(Stored data)
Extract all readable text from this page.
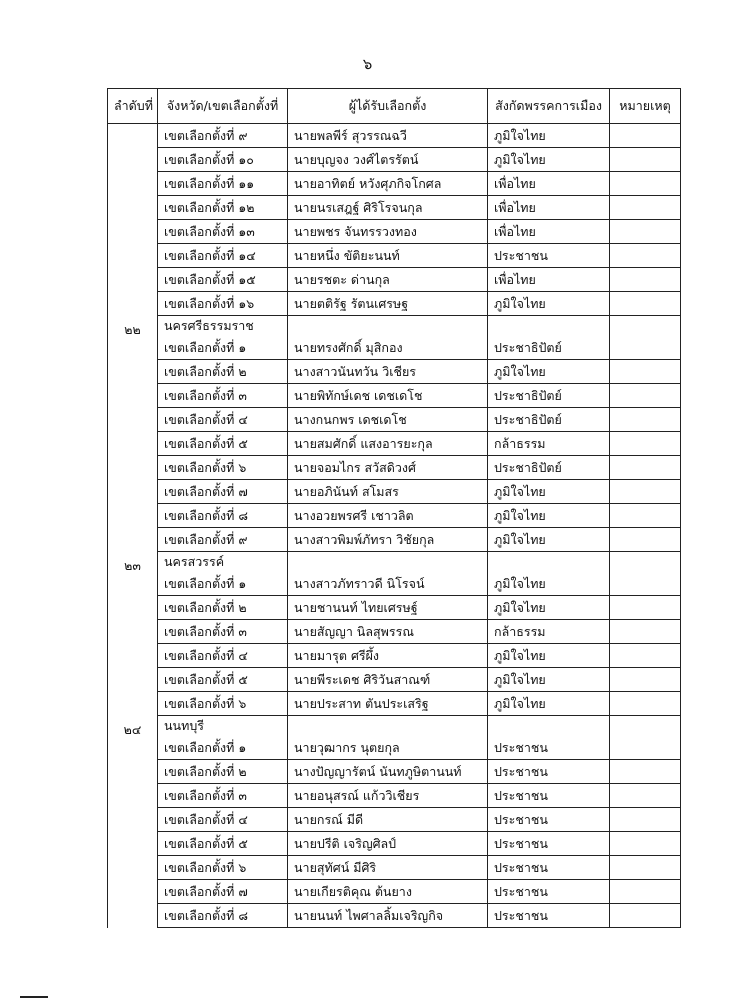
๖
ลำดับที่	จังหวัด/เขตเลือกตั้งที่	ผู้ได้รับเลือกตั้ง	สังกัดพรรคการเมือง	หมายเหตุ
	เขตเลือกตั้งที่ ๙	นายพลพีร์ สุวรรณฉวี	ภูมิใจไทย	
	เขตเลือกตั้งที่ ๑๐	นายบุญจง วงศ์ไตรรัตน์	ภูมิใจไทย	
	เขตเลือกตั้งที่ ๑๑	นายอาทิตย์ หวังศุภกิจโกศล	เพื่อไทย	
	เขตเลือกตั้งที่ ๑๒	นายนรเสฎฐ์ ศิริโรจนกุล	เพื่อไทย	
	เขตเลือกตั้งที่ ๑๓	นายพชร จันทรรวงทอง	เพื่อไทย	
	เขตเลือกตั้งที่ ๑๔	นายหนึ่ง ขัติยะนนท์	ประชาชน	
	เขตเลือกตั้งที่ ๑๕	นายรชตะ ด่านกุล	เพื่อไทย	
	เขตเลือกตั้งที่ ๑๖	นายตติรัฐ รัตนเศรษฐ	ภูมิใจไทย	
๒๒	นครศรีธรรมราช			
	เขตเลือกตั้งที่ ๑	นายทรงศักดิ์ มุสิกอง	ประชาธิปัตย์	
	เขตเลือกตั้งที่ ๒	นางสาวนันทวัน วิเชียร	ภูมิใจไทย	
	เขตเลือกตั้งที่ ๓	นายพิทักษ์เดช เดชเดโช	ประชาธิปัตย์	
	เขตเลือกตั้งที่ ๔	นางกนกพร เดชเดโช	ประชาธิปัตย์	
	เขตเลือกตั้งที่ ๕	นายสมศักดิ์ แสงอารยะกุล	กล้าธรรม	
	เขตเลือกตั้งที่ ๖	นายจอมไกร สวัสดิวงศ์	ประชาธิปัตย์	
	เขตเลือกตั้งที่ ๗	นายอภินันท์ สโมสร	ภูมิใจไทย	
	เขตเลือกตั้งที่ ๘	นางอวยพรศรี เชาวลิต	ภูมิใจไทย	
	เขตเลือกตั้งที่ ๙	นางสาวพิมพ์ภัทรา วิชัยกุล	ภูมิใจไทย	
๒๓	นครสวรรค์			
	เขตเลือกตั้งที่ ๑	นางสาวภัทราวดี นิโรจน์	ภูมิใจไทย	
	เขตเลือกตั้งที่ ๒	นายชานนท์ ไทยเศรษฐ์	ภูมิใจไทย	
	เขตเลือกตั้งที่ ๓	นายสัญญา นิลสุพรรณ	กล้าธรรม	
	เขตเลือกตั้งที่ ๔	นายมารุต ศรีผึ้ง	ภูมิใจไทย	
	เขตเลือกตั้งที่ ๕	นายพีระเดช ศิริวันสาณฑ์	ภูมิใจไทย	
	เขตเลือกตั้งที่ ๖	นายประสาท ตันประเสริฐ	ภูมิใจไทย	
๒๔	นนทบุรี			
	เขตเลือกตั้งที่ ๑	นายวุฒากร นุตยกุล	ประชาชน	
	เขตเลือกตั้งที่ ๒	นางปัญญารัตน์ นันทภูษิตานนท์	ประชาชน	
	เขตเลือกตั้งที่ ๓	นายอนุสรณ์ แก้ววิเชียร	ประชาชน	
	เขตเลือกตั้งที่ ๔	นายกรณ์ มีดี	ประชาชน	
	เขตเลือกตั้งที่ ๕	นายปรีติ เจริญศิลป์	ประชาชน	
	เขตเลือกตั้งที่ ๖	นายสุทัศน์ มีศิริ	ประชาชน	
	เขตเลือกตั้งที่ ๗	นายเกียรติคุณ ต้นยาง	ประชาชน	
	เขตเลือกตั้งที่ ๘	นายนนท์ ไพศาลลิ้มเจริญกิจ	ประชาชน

==

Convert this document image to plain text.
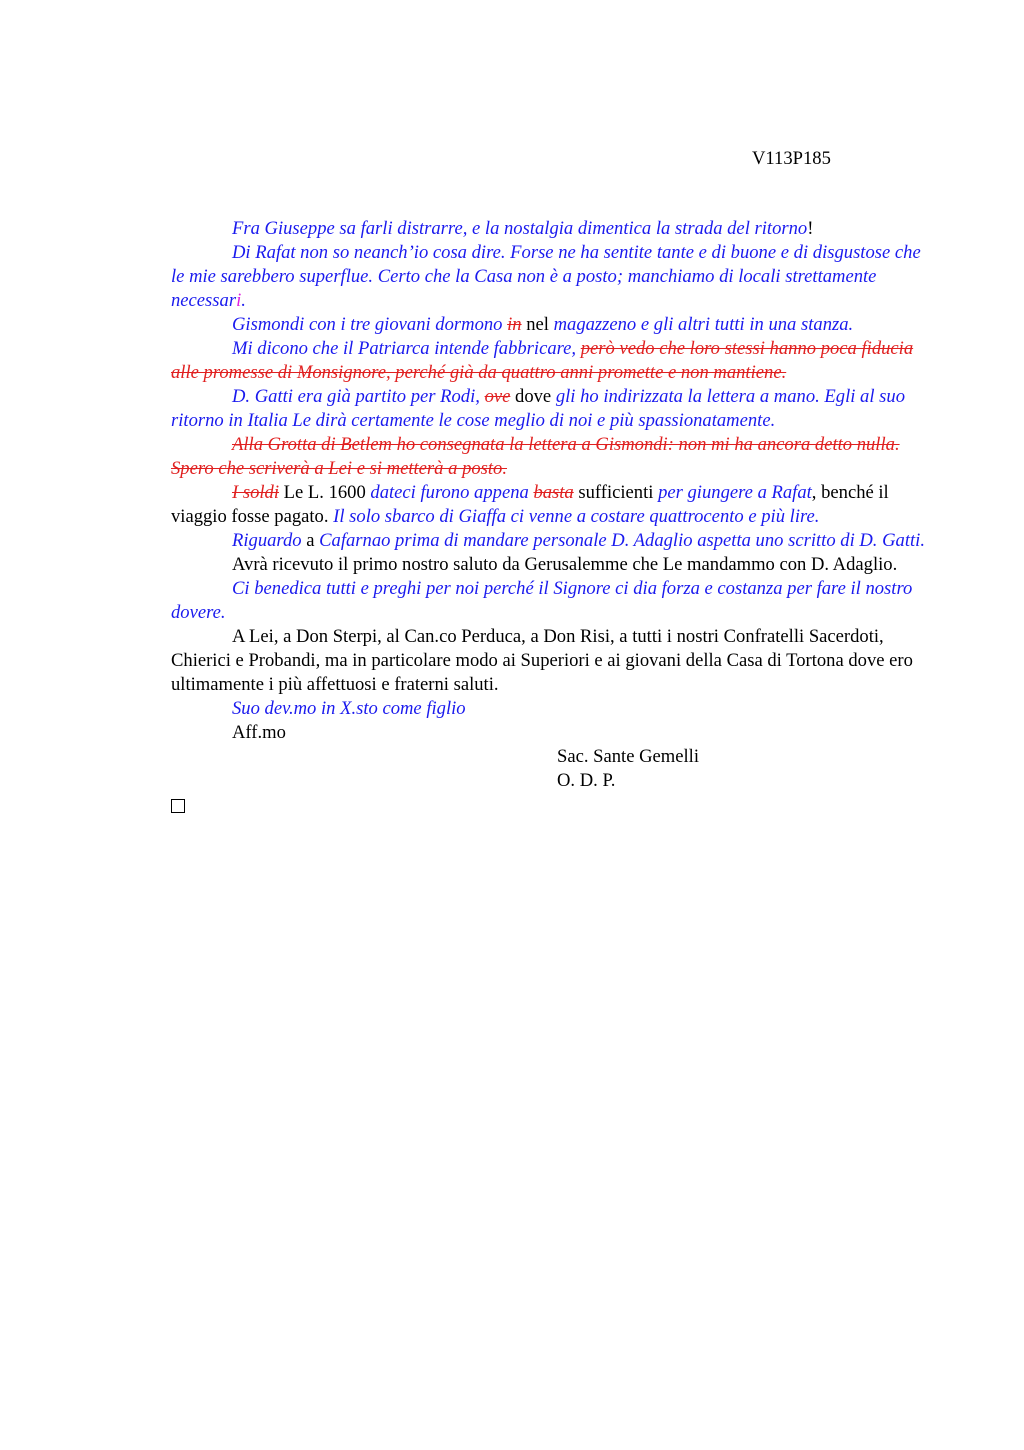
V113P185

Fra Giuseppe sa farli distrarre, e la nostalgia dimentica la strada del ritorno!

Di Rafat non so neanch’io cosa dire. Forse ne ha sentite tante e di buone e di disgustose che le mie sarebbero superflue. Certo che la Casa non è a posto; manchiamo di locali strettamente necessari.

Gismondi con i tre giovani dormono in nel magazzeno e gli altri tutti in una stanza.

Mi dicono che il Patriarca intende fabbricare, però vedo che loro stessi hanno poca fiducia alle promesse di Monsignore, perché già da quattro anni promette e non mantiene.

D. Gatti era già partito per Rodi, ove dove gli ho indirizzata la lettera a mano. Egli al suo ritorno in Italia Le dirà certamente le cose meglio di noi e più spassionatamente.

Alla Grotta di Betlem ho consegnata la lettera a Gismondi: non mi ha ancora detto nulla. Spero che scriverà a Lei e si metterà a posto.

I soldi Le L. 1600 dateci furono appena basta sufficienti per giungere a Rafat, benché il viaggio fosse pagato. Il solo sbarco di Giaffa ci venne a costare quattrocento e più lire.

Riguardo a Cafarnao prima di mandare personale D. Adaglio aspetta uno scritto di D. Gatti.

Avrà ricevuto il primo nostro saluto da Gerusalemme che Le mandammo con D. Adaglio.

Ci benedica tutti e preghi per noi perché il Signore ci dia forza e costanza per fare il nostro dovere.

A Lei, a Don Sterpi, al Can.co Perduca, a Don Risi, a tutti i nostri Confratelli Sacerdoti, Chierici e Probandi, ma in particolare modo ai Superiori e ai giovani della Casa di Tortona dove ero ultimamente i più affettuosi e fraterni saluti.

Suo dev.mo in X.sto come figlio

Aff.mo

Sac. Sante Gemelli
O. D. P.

__Stated exercise__. Return every line above in which the string "ประชาธ" occurs.

__Solved problem__.
	เขตเลือกตั้งที่ ๑	นายทรงศักดิ์ มุสิกอง	ประชาธิปัตย์	
	เขตเลือกตั้งที่ ๓	นายพิทักษ์เดช เดชเดโช	ประชาธิปัตย์	
	เขตเลือกตั้งที่ ๔	นางกนกพร เดชเดโช	ประชาธิปัตย์	
	เขตเลือกตั้งที่ ๖	นายจอมไกร สวัสดิวงศ์	ประชาธิปัตย์	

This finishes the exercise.